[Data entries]
┌────────
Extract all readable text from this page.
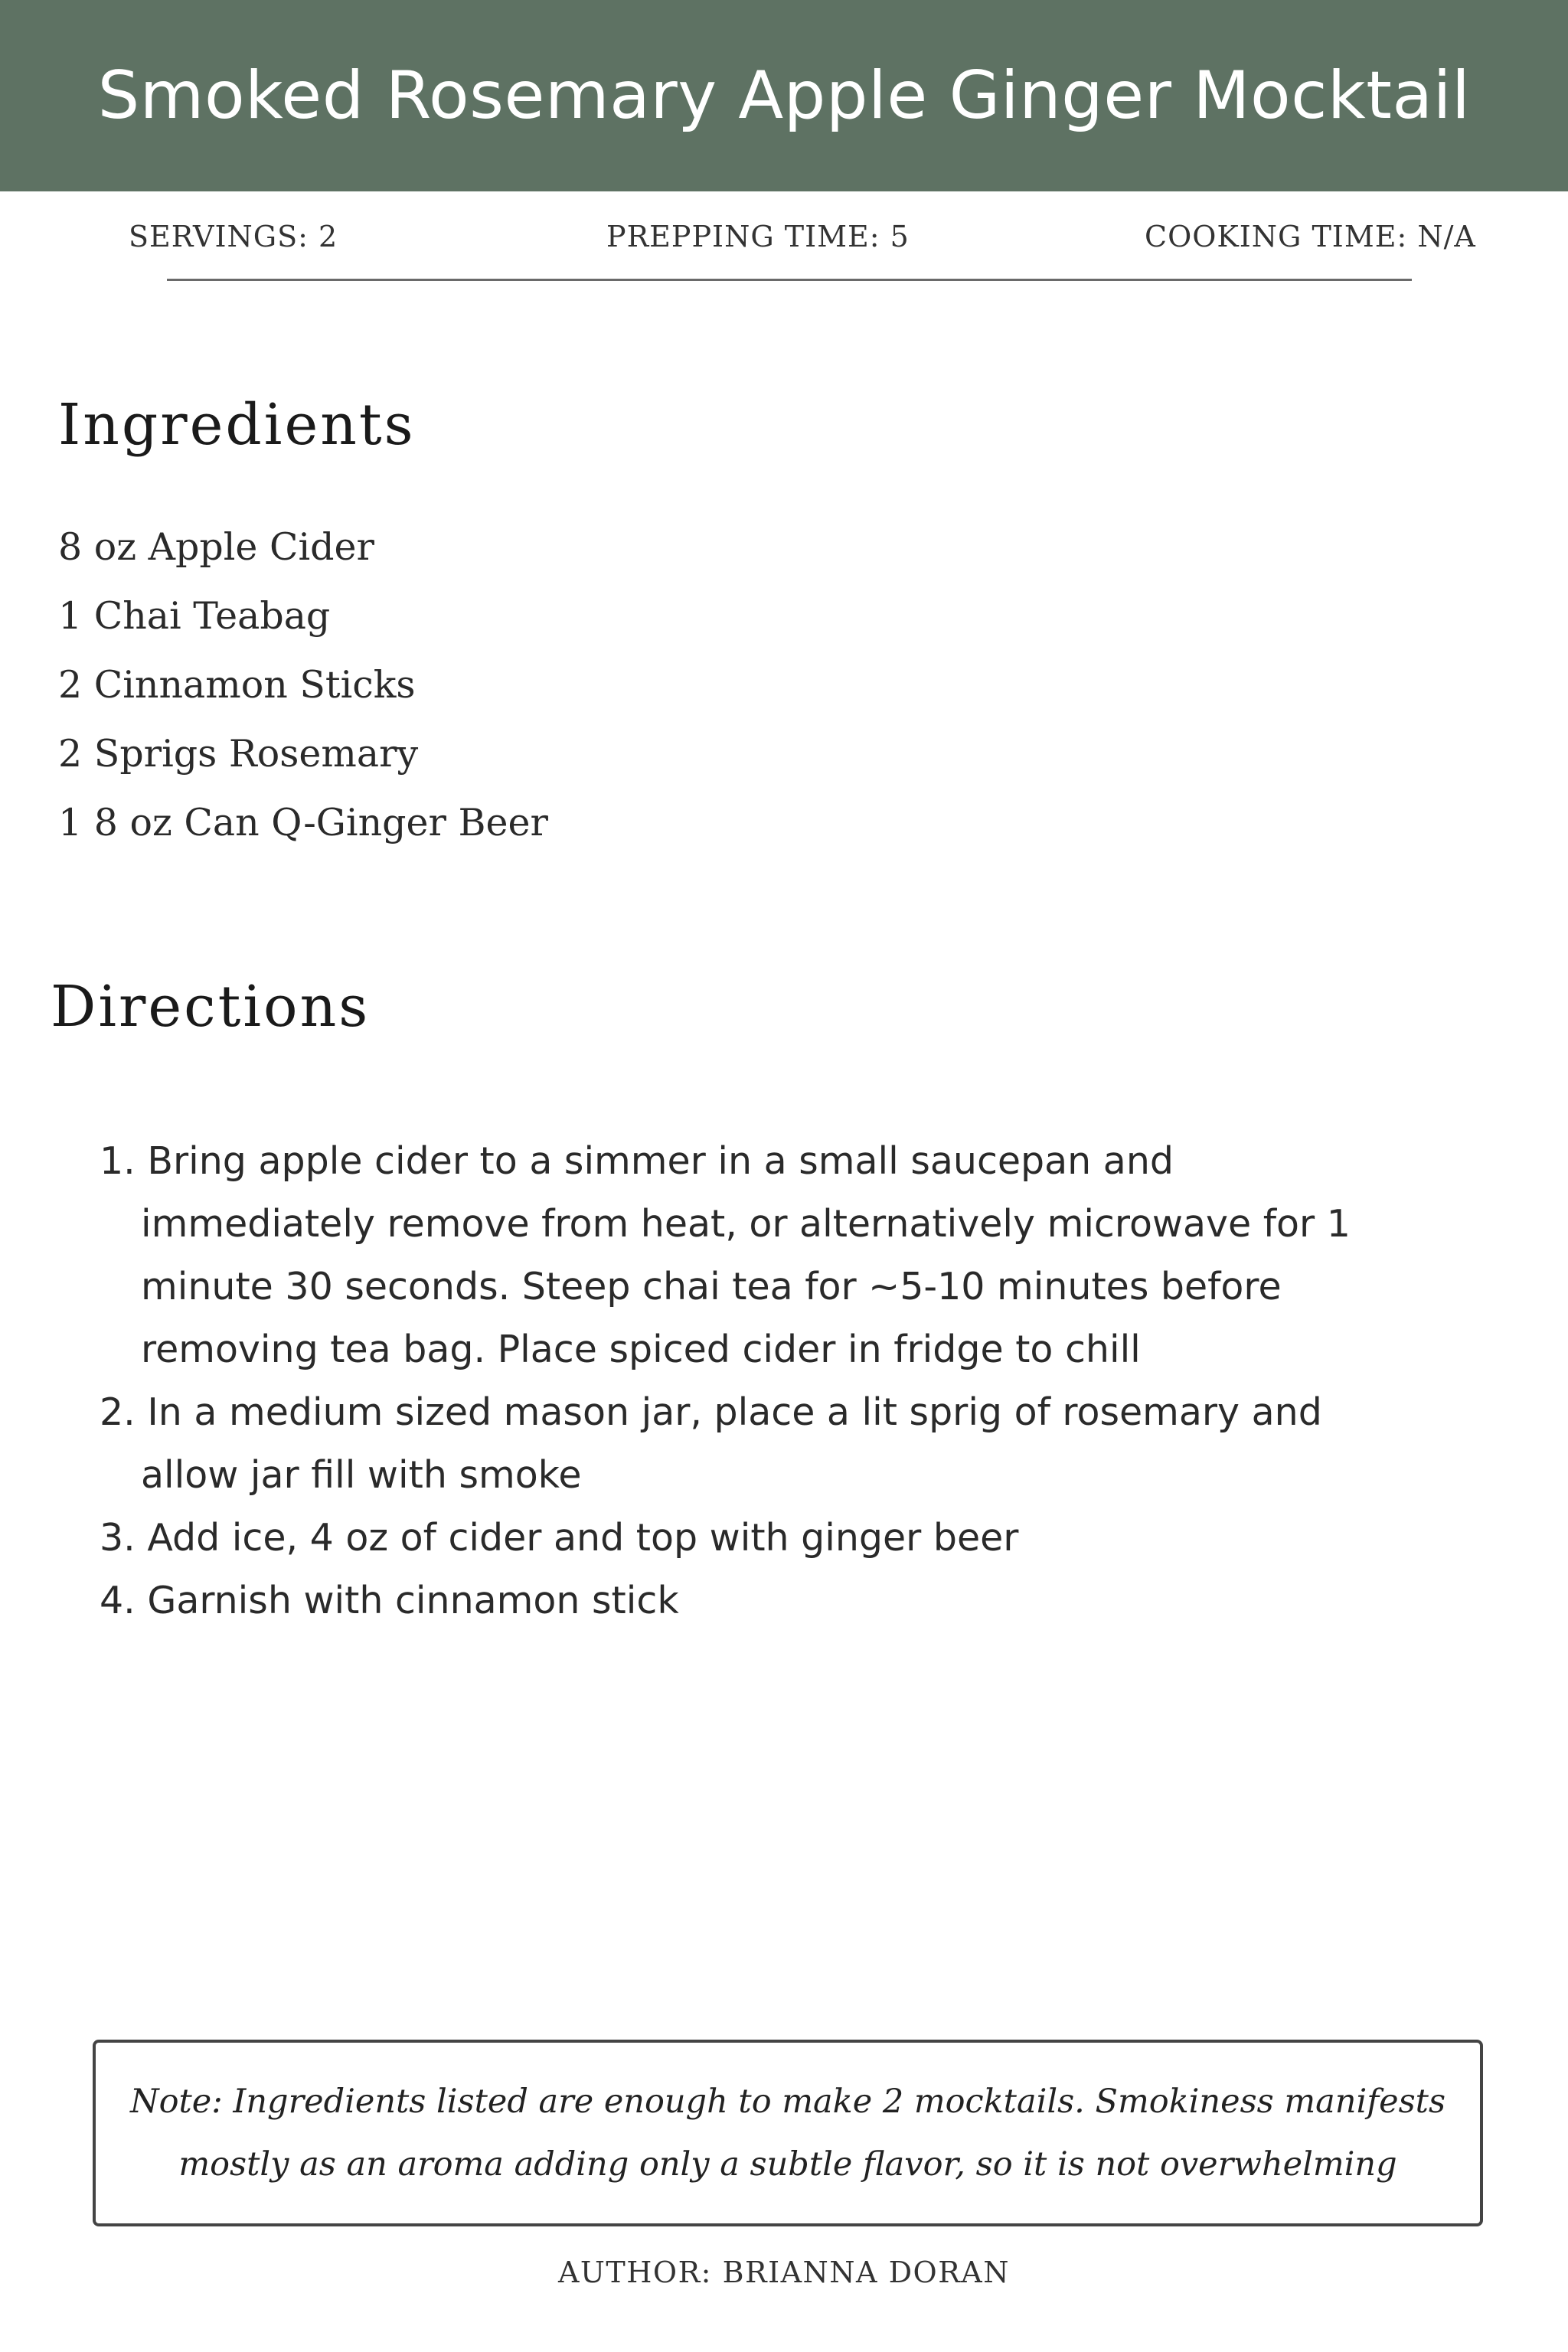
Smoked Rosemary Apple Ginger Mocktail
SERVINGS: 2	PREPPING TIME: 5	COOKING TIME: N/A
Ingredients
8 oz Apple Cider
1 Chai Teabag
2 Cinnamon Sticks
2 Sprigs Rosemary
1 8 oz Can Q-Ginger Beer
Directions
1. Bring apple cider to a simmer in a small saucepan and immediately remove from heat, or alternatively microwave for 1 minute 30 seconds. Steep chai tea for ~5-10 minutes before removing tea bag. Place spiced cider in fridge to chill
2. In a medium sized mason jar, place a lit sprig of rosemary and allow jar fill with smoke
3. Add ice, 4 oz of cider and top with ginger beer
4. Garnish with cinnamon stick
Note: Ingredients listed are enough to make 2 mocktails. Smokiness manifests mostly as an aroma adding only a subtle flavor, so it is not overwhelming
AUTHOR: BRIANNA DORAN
└────────
┌────────
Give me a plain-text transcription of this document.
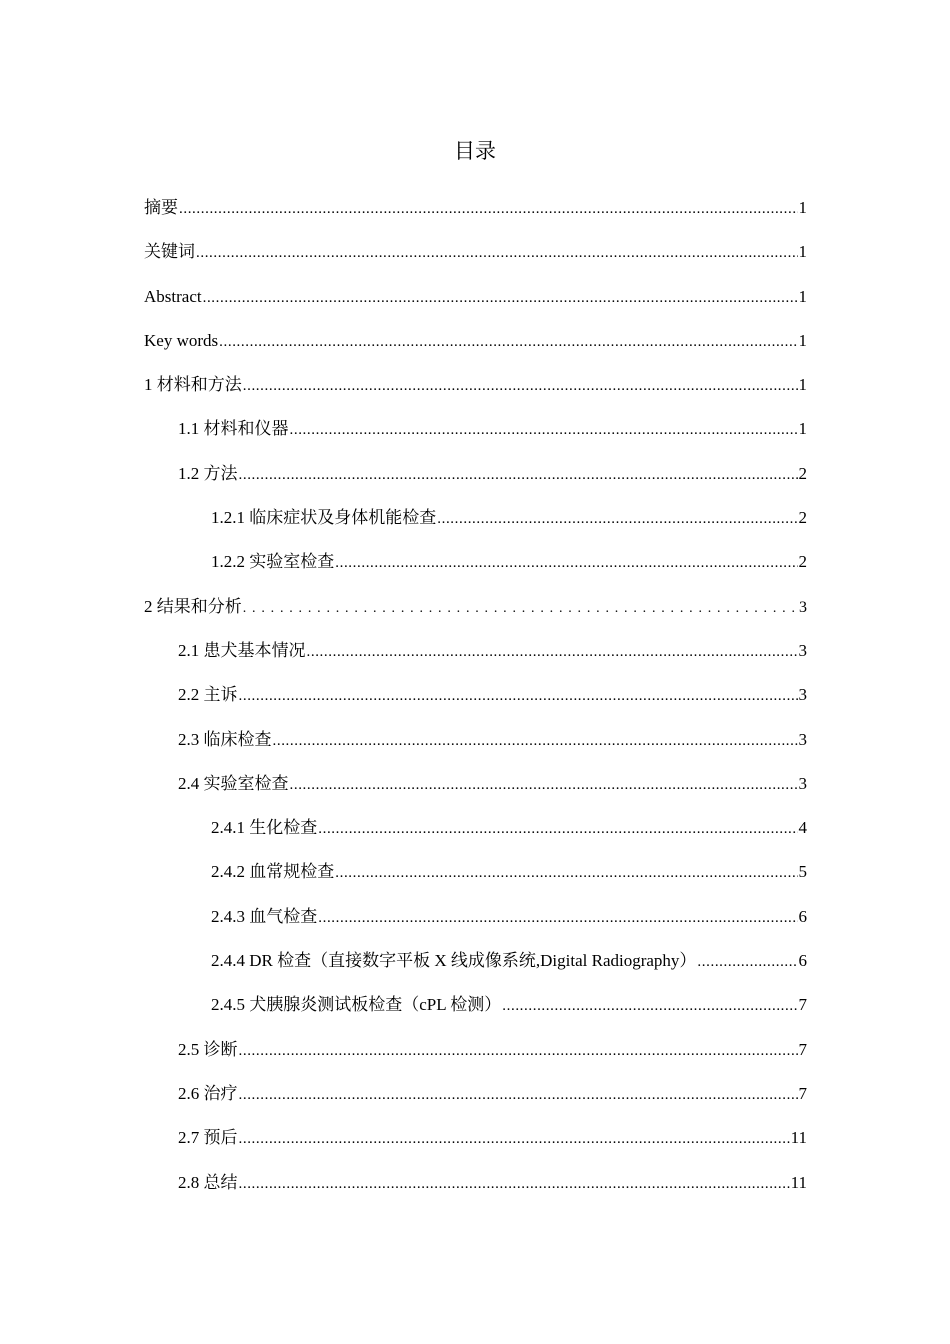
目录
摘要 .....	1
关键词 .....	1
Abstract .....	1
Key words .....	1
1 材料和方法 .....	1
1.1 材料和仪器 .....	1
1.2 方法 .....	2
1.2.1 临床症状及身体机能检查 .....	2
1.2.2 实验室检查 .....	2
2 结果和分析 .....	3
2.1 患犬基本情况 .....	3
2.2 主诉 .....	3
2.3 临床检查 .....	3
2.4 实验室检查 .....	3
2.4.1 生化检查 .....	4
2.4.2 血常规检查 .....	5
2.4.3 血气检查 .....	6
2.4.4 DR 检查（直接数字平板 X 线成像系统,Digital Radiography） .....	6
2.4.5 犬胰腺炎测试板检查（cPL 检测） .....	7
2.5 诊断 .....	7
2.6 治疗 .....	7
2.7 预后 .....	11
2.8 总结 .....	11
└────────
Which lines hold the string "with"? Copy all of them from the data above.

2. In a medium sized mason jar, place a lit sprig of rosemary and allow jar fill with smoke
3. Add ice, 4 oz of cider and top with ginger beer
4. Garnish with cinnamon stick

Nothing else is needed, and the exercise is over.